--- Start Input data ---

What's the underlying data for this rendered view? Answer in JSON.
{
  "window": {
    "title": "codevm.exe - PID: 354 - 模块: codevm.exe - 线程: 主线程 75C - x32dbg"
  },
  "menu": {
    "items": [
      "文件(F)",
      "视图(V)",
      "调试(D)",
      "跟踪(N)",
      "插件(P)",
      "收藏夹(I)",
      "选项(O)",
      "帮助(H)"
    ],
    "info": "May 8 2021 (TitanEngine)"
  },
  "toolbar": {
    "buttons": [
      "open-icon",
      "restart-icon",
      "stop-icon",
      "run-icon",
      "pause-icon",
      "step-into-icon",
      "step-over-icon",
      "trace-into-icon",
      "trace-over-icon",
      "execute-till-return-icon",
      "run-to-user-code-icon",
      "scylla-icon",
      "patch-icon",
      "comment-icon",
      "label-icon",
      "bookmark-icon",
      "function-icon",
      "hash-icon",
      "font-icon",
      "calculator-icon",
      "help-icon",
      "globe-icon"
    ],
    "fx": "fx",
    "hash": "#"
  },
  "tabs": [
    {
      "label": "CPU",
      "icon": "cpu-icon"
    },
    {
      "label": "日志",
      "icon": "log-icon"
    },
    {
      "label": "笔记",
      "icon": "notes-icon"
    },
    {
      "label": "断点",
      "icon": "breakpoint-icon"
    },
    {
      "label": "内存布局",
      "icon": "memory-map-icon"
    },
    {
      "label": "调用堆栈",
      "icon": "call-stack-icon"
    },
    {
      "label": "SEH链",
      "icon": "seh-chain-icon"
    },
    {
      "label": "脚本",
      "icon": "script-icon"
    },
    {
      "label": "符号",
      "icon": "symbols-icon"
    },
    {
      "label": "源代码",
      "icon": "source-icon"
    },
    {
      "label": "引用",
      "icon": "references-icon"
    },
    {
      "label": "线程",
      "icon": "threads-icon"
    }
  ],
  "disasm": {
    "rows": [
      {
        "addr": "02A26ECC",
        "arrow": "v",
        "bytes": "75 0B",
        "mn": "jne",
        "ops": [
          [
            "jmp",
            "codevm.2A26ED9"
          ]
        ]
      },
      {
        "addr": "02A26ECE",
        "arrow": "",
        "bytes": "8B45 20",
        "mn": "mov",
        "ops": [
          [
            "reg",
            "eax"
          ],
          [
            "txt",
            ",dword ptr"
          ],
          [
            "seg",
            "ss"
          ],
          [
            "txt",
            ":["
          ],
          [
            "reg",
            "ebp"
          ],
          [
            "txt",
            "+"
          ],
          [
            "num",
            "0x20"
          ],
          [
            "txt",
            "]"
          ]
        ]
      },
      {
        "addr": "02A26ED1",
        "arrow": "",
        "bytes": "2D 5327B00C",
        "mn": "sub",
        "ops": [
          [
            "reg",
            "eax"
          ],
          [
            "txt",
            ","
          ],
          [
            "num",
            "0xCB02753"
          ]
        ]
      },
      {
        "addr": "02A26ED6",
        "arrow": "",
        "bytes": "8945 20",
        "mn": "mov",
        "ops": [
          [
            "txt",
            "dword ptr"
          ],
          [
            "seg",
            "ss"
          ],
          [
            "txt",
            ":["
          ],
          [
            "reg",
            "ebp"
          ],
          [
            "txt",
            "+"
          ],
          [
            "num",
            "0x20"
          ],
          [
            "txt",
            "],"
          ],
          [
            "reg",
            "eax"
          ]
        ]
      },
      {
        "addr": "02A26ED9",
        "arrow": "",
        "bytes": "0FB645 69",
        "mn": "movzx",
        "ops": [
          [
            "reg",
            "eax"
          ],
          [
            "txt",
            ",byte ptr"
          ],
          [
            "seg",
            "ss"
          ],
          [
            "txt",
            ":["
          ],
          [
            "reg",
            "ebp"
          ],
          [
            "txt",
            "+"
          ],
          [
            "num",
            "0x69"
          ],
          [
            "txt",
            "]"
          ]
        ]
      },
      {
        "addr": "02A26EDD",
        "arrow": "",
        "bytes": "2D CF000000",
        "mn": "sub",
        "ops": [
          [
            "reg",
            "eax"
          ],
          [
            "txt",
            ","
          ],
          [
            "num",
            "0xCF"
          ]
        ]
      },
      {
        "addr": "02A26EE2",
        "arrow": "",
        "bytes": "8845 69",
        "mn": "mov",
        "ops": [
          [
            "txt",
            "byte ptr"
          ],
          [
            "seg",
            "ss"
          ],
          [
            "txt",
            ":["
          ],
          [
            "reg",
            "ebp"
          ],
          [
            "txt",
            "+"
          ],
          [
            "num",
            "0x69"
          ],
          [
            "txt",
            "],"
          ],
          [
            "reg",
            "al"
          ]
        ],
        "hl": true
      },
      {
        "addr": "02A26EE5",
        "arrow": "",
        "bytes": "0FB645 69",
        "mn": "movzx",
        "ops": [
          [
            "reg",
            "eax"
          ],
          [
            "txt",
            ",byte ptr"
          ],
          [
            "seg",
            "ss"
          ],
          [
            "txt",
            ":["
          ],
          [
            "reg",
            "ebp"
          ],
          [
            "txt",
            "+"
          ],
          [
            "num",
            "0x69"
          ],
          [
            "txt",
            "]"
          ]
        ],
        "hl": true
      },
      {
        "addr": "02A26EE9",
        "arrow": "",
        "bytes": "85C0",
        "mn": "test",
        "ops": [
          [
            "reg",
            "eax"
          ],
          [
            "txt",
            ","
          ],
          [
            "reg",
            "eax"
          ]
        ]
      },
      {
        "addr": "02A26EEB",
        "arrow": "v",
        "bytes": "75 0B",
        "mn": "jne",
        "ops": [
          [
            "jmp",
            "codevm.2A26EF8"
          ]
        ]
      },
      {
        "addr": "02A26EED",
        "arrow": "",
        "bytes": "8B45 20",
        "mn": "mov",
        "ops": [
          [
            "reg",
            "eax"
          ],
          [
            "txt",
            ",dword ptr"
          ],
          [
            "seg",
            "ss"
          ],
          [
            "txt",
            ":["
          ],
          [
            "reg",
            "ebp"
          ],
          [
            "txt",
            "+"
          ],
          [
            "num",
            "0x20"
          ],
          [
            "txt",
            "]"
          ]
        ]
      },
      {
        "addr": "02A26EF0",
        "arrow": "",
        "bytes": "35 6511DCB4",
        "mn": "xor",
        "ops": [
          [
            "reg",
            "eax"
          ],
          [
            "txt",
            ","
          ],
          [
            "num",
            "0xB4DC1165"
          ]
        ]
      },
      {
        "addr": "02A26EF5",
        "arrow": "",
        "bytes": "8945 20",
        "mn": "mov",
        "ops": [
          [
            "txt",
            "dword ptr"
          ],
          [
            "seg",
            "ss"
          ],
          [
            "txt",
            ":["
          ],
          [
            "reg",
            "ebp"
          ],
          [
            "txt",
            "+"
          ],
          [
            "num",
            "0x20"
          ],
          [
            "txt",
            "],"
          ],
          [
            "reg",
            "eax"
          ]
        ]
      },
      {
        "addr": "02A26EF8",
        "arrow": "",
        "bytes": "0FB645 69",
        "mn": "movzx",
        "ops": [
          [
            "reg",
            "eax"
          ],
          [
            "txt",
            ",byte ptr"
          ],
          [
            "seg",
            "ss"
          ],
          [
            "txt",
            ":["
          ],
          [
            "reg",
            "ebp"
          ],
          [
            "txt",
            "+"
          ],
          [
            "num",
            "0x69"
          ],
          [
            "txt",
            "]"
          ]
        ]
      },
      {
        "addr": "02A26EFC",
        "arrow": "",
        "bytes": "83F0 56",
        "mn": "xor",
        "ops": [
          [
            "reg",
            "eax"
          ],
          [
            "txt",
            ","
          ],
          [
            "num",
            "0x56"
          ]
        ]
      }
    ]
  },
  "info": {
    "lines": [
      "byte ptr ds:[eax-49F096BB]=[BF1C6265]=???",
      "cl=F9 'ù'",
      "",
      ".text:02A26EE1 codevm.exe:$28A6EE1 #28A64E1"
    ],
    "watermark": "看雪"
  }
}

--- End Input data ---

_What to work on_
Look through the listing above. Pick out each line with "codevm" and copy it.

_Answer to this task_
    "title": "codevm.exe - PID: 354 - 模块: codevm.exe - 线程: 主线程 75C - x32dbg"
            "codevm.2A26ED9"
            "codevm.2A26EF8"
      ".text:02A26EE1 codevm.exe:$28A6EE1 #28A64E1"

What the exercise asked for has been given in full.